(Extracted records)
[START]
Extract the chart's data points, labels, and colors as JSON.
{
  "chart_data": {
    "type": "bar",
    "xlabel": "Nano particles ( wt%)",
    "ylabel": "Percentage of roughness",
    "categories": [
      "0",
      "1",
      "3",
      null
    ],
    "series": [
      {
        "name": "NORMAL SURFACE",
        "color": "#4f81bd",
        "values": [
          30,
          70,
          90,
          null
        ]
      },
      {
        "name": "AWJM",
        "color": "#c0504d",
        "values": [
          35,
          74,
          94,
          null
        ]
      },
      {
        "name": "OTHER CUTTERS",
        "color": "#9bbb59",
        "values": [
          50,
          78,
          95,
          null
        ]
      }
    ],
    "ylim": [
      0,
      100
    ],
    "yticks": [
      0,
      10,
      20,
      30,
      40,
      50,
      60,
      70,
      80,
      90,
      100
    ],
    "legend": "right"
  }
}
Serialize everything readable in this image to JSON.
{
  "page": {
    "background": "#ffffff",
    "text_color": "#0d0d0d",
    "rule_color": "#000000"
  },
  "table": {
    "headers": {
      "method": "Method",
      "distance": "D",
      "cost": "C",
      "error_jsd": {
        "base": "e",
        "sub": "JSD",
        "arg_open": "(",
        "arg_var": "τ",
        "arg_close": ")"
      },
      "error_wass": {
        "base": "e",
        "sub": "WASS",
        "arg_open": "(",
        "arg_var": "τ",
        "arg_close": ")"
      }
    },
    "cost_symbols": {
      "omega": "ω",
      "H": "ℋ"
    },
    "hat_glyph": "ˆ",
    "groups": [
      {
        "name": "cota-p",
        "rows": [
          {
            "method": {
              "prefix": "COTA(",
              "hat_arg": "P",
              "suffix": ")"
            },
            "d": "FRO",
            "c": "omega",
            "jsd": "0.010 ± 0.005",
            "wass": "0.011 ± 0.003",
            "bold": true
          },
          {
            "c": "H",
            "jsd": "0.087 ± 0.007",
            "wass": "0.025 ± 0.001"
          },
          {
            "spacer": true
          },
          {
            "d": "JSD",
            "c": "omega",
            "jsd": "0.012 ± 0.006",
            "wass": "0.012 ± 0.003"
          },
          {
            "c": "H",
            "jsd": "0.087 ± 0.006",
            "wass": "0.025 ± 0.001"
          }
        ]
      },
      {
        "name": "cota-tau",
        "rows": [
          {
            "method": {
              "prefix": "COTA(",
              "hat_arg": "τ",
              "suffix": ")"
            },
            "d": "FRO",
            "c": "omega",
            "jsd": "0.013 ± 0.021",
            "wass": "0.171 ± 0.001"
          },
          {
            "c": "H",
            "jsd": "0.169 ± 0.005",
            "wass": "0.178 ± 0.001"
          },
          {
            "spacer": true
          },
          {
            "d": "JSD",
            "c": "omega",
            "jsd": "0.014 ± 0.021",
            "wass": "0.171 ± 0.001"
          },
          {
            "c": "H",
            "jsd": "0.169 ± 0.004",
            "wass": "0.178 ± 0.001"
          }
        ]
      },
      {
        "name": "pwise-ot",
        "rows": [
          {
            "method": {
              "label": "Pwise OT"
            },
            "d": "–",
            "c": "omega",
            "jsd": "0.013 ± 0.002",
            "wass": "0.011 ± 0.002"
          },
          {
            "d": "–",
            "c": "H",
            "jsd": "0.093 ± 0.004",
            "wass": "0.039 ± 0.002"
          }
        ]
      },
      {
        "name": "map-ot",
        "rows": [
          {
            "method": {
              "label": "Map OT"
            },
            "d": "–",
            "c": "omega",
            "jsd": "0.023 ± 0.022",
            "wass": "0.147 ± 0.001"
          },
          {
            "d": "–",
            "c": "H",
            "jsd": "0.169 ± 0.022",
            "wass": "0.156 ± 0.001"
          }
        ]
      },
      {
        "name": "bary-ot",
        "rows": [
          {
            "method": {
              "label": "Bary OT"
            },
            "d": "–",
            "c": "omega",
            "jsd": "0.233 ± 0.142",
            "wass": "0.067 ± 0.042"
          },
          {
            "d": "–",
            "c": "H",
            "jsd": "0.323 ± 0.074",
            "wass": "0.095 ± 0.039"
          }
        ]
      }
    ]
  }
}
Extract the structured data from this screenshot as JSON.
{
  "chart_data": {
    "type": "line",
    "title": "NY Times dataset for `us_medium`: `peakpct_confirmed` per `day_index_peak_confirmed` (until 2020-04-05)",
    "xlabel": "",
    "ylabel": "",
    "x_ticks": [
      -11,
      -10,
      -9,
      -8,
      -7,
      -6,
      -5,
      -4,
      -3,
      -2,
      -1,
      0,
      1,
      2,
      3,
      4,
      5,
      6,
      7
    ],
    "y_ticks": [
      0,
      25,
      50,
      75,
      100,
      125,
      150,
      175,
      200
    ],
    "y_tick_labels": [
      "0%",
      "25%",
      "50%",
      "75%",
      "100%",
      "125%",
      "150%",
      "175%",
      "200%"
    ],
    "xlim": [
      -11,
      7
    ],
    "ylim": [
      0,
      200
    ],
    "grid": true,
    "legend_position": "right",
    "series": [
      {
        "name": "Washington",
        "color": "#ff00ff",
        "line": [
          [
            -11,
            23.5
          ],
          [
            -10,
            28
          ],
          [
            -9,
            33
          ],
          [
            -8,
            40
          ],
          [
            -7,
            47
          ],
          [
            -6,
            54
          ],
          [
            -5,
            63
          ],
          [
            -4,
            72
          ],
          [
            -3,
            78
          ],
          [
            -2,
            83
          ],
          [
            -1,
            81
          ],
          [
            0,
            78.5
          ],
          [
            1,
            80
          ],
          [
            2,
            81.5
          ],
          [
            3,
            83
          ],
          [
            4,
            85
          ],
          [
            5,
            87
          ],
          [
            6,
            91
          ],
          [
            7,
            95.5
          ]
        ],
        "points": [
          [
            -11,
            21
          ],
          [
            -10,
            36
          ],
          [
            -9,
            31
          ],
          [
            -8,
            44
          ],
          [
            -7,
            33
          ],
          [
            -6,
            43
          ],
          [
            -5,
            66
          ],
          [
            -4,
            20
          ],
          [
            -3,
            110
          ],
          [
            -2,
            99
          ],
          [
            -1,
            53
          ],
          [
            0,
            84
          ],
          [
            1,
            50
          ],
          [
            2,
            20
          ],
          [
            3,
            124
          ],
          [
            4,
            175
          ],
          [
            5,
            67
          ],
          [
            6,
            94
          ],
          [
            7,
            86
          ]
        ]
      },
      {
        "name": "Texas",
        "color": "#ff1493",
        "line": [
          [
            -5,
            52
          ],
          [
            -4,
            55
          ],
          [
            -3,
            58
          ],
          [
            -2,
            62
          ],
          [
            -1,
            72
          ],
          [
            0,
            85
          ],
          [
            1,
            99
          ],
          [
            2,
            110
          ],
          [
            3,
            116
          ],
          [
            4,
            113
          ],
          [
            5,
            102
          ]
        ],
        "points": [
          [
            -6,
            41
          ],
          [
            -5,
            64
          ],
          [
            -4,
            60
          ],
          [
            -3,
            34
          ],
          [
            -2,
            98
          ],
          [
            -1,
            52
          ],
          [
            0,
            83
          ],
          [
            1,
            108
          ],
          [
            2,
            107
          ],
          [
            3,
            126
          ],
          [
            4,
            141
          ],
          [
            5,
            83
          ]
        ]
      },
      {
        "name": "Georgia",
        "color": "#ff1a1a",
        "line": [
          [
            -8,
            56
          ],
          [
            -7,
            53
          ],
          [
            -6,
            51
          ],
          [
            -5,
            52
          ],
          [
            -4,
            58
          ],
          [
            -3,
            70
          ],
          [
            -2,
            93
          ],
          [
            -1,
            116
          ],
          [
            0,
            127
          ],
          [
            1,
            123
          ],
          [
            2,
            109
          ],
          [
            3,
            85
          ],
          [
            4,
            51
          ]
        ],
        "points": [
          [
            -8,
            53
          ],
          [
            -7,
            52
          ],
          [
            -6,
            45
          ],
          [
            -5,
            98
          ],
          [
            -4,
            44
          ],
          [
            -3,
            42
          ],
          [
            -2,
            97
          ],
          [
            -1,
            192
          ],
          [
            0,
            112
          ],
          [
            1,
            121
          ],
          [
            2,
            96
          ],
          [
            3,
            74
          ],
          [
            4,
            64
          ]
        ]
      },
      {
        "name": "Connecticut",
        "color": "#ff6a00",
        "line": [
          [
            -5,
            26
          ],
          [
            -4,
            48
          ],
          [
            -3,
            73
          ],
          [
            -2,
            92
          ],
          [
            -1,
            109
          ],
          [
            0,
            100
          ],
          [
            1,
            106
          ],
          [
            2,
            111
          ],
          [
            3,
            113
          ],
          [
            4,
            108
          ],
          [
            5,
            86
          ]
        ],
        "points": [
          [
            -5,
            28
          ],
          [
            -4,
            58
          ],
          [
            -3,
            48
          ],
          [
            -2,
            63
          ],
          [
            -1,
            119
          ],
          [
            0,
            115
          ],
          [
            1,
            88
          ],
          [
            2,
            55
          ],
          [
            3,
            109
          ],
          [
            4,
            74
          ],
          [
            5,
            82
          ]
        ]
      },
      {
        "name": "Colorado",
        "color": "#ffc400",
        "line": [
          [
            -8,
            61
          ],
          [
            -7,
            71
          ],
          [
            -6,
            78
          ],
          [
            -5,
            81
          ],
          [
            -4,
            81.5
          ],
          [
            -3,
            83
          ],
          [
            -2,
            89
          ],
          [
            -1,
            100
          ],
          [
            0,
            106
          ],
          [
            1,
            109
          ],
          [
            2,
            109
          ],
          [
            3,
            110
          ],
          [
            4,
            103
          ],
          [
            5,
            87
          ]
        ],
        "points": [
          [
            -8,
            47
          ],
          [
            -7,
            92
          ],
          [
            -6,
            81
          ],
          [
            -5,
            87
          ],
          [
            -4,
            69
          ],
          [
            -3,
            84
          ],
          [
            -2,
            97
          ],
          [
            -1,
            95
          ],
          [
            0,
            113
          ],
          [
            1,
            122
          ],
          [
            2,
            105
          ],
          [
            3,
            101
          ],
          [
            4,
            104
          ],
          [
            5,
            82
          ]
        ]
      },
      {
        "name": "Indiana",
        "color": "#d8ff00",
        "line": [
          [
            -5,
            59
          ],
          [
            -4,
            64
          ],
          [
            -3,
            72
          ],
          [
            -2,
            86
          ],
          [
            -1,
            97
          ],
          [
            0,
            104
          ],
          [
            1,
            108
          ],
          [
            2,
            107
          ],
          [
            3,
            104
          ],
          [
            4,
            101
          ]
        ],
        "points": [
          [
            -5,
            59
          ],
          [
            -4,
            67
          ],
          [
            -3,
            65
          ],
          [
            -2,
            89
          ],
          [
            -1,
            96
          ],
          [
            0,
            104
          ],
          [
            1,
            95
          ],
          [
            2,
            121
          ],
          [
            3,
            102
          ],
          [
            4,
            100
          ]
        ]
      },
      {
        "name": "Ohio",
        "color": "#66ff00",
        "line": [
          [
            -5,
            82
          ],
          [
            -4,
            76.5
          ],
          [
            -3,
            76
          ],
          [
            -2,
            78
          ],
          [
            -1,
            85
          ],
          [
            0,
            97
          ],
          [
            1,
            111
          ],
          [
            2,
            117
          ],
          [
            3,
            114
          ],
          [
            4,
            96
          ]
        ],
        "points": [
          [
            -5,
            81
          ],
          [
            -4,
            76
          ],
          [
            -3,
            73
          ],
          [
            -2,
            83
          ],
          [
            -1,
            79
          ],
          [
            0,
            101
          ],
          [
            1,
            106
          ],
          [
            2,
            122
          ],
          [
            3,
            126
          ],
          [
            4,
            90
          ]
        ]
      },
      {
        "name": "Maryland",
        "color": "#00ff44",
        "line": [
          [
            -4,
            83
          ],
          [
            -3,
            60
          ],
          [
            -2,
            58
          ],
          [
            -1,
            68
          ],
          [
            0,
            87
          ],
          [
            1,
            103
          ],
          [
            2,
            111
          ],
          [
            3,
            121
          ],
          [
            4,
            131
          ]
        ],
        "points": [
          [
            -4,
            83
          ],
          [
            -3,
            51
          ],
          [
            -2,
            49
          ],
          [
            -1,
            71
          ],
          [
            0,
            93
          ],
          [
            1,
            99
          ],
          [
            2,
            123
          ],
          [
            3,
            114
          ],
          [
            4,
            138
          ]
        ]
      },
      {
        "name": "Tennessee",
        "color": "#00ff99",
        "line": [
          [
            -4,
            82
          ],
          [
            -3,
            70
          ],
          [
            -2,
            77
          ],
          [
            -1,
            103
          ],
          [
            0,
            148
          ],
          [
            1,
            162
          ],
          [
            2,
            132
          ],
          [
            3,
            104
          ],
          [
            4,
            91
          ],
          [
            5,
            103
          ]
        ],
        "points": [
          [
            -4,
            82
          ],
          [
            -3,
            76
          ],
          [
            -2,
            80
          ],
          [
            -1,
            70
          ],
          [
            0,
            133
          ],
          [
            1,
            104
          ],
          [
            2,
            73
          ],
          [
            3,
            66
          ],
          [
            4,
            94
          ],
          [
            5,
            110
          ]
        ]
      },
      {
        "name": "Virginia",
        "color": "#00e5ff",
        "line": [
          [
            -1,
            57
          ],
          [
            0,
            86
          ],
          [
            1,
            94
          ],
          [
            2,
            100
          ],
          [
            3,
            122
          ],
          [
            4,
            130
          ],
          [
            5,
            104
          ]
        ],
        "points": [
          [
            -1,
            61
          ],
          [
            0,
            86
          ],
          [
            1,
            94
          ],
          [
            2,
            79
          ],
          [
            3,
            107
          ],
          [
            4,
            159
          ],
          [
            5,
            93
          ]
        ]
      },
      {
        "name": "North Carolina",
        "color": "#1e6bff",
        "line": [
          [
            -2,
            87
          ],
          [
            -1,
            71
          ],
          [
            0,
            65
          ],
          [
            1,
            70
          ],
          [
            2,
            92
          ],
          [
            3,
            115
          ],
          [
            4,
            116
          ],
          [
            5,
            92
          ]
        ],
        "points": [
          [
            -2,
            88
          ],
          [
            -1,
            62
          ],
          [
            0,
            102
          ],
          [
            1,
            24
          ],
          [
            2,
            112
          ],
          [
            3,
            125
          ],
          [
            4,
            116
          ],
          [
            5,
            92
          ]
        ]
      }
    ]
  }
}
[END]
## DIRECTIONS FOR THIS TASK
Isolate each line of the listing above that includes "right". Copy it.

## ANSWER BELOW
    "legend": "right"
    "legend_position": "right",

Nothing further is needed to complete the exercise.